▶ **INSTRUCTIONS TO FOLLOW**:
List each line holding the string "Amount".

▶ **INPUT FOR THIS TASK**:
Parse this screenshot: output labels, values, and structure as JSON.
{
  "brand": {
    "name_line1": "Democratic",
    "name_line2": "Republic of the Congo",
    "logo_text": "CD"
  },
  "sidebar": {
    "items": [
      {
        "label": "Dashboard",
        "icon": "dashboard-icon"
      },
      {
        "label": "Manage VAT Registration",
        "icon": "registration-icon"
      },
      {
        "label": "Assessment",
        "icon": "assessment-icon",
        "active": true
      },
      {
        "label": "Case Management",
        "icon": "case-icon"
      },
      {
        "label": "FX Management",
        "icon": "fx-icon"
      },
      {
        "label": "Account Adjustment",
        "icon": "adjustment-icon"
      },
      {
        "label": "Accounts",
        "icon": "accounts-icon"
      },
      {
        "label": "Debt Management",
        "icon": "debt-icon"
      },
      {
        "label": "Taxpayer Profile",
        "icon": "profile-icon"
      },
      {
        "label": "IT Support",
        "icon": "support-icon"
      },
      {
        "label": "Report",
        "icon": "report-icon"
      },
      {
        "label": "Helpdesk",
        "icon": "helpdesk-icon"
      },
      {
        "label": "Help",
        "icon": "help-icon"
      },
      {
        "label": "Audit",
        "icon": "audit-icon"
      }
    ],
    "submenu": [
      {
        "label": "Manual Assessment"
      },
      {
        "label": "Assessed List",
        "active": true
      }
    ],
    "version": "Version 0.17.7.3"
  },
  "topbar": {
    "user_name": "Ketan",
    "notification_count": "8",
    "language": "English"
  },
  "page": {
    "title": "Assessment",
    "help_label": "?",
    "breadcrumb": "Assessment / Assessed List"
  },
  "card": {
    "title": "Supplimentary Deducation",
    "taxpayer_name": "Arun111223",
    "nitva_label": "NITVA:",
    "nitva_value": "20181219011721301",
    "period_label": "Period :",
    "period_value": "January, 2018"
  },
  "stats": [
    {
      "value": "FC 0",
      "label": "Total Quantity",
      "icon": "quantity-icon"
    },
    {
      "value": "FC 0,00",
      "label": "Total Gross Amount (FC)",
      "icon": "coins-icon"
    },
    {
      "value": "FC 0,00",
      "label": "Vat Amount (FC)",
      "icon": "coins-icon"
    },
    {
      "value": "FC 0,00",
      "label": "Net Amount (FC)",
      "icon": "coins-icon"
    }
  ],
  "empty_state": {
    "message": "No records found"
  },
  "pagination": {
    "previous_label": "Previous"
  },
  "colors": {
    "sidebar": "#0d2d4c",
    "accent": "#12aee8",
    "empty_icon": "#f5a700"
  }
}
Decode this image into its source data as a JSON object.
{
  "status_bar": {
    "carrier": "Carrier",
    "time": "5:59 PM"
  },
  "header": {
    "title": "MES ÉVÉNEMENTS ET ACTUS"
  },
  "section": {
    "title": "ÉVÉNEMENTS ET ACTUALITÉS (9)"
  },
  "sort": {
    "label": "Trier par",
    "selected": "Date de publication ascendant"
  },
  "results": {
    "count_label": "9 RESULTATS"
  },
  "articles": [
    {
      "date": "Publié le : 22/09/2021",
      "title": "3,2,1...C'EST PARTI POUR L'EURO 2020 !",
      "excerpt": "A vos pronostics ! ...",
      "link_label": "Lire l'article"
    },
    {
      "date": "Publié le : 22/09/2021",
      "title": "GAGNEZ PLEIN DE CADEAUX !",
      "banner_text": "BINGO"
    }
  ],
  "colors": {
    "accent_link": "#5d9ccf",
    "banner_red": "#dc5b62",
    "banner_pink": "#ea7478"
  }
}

▶ **EXERCISE RESULT**:
      "label": "Total Gross Amount (FC)",
      "label": "Vat Amount (FC)",
      "label": "Net Amount (FC)",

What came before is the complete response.